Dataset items

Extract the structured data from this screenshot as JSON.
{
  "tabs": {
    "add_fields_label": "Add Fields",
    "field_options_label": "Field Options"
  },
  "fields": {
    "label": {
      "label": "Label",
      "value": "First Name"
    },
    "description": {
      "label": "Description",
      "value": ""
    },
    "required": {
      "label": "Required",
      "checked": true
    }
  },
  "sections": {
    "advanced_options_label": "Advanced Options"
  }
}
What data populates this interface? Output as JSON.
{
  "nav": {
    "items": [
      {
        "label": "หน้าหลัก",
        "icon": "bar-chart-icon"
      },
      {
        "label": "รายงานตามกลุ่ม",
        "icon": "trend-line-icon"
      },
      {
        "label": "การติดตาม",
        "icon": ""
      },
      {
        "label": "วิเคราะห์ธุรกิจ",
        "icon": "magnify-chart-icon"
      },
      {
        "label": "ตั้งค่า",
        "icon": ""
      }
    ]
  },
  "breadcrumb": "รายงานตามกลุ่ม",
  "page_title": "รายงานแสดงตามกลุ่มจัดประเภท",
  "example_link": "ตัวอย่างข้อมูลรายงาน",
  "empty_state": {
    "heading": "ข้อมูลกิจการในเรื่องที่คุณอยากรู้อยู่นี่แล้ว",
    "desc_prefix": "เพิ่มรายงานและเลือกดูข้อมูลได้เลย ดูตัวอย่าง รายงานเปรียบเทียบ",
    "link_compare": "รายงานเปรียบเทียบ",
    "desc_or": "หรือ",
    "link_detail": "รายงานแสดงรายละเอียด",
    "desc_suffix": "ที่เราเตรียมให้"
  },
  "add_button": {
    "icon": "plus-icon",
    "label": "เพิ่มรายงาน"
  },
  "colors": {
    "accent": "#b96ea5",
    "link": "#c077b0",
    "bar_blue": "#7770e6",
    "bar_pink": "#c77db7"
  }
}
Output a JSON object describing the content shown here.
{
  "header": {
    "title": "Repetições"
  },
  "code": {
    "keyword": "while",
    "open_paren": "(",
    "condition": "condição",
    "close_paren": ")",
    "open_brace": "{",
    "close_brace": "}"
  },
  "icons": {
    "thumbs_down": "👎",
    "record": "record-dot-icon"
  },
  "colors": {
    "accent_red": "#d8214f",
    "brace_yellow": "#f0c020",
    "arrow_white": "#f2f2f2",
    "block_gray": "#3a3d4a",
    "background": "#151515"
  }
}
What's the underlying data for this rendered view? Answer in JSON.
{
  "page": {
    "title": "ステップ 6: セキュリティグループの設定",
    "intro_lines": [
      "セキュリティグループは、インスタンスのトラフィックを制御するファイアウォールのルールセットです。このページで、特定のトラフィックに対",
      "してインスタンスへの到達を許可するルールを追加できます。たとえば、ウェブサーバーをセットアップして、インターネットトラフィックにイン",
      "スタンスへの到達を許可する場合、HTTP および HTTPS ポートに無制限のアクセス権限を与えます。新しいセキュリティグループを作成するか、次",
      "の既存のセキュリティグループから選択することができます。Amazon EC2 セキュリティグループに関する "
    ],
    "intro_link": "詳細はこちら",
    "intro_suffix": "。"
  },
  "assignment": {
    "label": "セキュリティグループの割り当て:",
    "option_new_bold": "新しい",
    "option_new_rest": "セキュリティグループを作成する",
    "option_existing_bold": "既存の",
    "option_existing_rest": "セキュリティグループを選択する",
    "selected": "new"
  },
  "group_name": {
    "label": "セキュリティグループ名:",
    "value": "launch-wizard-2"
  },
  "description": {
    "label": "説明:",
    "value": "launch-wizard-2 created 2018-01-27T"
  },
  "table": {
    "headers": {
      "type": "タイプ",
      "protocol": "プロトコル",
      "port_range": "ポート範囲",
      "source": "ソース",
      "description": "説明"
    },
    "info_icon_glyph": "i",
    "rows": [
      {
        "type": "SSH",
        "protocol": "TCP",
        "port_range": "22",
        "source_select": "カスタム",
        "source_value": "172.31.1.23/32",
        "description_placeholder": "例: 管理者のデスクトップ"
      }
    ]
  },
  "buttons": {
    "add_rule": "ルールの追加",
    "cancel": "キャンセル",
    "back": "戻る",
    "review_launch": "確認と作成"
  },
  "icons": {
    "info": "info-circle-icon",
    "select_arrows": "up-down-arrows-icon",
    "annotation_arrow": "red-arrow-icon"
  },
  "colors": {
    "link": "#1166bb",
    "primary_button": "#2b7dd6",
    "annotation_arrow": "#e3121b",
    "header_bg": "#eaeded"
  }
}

* WHAT YOU NEED TO DO
The records above are to be repeated exactly, in their entirety.

* ANSWER TO THE TASK
Extract the structured data from this screenshot as JSON.
{
  "tabs": {
    "add_fields_label": "Add Fields",
    "field_options_label": "Field Options"
  },
  "fields": {
    "label": {
      "label": "Label",
      "value": "First Name"
    },
    "description": {
      "label": "Description",
      "value": ""
    },
    "required": {
      "label": "Required",
      "checked": true
    }
  },
  "sections": {
    "advanced_options_label": "Advanced Options"
  }
}
What data populates this interface? Output as JSON.
{
  "nav": {
    "items": [
      {
        "label": "หน้าหลัก",
        "icon": "bar-chart-icon"
      },
      {
        "label": "รายงานตามกลุ่ม",
        "icon": "trend-line-icon"
      },
      {
        "label": "การติดตาม",
        "icon": ""
      },
      {
        "label": "วิเคราะห์ธุรกิจ",
        "icon": "magnify-chart-icon"
      },
      {
        "label": "ตั้งค่า",
        "icon": ""
      }
    ]
  },
  "breadcrumb": "รายงานตามกลุ่ม",
  "page_title": "รายงานแสดงตามกลุ่มจัดประเภท",
  "example_link": "ตัวอย่างข้อมูลรายงาน",
  "empty_state": {
    "heading": "ข้อมูลกิจการในเรื่องที่คุณอยากรู้อยู่นี่แล้ว",
    "desc_prefix": "เพิ่มรายงานและเลือกดูข้อมูลได้เลย ดูตัวอย่าง รายงานเปรียบเทียบ",
    "link_compare": "รายงานเปรียบเทียบ",
    "desc_or": "หรือ",
    "link_detail": "รายงานแสดงรายละเอียด",
    "desc_suffix": "ที่เราเตรียมให้"
  },
  "add_button": {
    "icon": "plus-icon",
    "label": "เพิ่มรายงาน"
  },
  "colors": {
    "accent": "#b96ea5",
    "link": "#c077b0",
    "bar_blue": "#7770e6",
    "bar_pink": "#c77db7"
  }
}
Output a JSON object describing the content shown here.
{
  "header": {
    "title": "Repetições"
  },
  "code": {
    "keyword": "while",
    "open_paren": "(",
    "condition": "condição",
    "close_paren": ")",
    "open_brace": "{",
    "close_brace": "}"
  },
  "icons": {
    "thumbs_down": "👎",
    "record": "record-dot-icon"
  },
  "colors": {
    "accent_red": "#d8214f",
    "brace_yellow": "#f0c020",
    "arrow_white": "#f2f2f2",
    "block_gray": "#3a3d4a",
    "background": "#151515"
  }
}
What's the underlying data for this rendered view? Answer in JSON.
{
  "page": {
    "title": "ステップ 6: セキュリティグループの設定",
    "intro_lines": [
      "セキュリティグループは、インスタンスのトラフィックを制御するファイアウォールのルールセットです。このページで、特定のトラフィックに対",
      "してインスタンスへの到達を許可するルールを追加できます。たとえば、ウェブサーバーをセットアップして、インターネットトラフィックにイン",
      "スタンスへの到達を許可する場合、HTTP および HTTPS ポートに無制限のアクセス権限を与えます。新しいセキュリティグループを作成するか、次",
      "の既存のセキュリティグループから選択することができます。Amazon EC2 セキュリティグループに関する "
    ],
    "intro_link": "詳細はこちら",
    "intro_suffix": "。"
  },
  "assignment": {
    "label": "セキュリティグループの割り当て:",
    "option_new_bold": "新しい",
    "option_new_rest": "セキュリティグループを作成する",
    "option_existing_bold": "既存の",
    "option_existing_rest": "セキュリティグループを選択する",
    "selected": "new"
  },
  "group_name": {
    "label": "セキュリティグループ名:",
    "value": "launch-wizard-2"
  },
  "description": {
    "label": "説明:",
    "value": "launch-wizard-2 created 2018-01-27T"
  },
  "table": {
    "headers": {
      "type": "タイプ",
      "protocol": "プロトコル",
      "port_range": "ポート範囲",
      "source": "ソース",
      "description": "説明"
    },
    "info_icon_glyph": "i",
    "rows": [
      {
        "type": "SSH",
        "protocol": "TCP",
        "port_range": "22",
        "source_select": "カスタム",
        "source_value": "172.31.1.23/32",
        "description_placeholder": "例: 管理者のデスクトップ"
      }
    ]
  },
  "buttons": {
    "add_rule": "ルールの追加",
    "cancel": "キャンセル",
    "back": "戻る",
    "review_launch": "確認と作成"
  },
  "icons": {
    "info": "info-circle-icon",
    "select_arrows": "up-down-arrows-icon",
    "annotation_arrow": "red-arrow-icon"
  },
  "colors": {
    "link": "#1166bb",
    "primary_button": "#2b7dd6",
    "annotation_arrow": "#e3121b",
    "header_bg": "#eaeded"
  }
}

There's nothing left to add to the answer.